## EXERCISE DIRECTIONS
Records follow. Pull out every line that contains "name".

— START TASK MATERIAL —

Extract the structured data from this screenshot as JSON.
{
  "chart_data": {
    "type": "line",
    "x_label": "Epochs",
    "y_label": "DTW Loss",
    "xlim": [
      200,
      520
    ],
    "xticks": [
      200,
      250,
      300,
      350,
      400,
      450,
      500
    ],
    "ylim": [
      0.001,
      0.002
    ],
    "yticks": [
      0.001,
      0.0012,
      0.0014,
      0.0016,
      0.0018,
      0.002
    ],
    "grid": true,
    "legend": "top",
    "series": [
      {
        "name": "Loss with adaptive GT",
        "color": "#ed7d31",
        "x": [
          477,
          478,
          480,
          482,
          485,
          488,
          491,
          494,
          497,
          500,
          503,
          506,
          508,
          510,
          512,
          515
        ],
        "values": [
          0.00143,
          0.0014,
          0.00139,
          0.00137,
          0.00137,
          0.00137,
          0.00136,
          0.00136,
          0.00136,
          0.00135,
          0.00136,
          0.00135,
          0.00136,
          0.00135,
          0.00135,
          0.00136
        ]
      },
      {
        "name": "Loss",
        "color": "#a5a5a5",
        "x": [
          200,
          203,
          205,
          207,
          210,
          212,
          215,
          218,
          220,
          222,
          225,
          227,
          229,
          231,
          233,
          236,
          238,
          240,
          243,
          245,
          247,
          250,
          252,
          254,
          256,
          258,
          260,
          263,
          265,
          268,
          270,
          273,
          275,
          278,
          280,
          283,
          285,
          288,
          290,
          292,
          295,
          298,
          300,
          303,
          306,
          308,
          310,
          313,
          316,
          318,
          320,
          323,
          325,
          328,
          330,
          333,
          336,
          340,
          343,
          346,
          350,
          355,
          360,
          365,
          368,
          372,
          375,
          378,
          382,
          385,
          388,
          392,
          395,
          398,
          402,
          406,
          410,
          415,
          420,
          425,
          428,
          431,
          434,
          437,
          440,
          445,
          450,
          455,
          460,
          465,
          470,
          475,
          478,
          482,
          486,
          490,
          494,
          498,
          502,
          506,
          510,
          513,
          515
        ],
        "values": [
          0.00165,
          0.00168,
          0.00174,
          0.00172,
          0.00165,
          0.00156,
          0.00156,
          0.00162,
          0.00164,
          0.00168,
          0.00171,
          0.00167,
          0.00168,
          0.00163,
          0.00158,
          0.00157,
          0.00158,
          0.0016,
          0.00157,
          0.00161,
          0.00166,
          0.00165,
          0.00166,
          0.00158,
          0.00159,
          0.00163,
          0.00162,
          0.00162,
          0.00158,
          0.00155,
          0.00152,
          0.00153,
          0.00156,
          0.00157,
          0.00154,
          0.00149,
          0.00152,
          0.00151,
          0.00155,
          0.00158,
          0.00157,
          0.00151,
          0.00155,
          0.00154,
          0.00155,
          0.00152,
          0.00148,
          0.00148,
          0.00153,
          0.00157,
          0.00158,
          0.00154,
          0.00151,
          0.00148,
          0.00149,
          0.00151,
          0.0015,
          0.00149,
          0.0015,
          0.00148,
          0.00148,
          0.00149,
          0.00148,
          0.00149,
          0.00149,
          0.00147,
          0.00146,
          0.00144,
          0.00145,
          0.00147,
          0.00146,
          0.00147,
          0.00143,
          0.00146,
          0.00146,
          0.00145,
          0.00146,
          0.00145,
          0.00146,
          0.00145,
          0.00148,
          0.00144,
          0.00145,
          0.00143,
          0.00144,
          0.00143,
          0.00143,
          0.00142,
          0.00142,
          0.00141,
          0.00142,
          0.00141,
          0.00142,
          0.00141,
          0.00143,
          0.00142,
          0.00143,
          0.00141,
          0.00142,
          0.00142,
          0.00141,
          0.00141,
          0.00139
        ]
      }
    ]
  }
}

— END TASK MATERIAL —

## OUTPUT FOR THIS EXERCISE
        "name": "Loss with adaptive GT",
        "name": "Loss",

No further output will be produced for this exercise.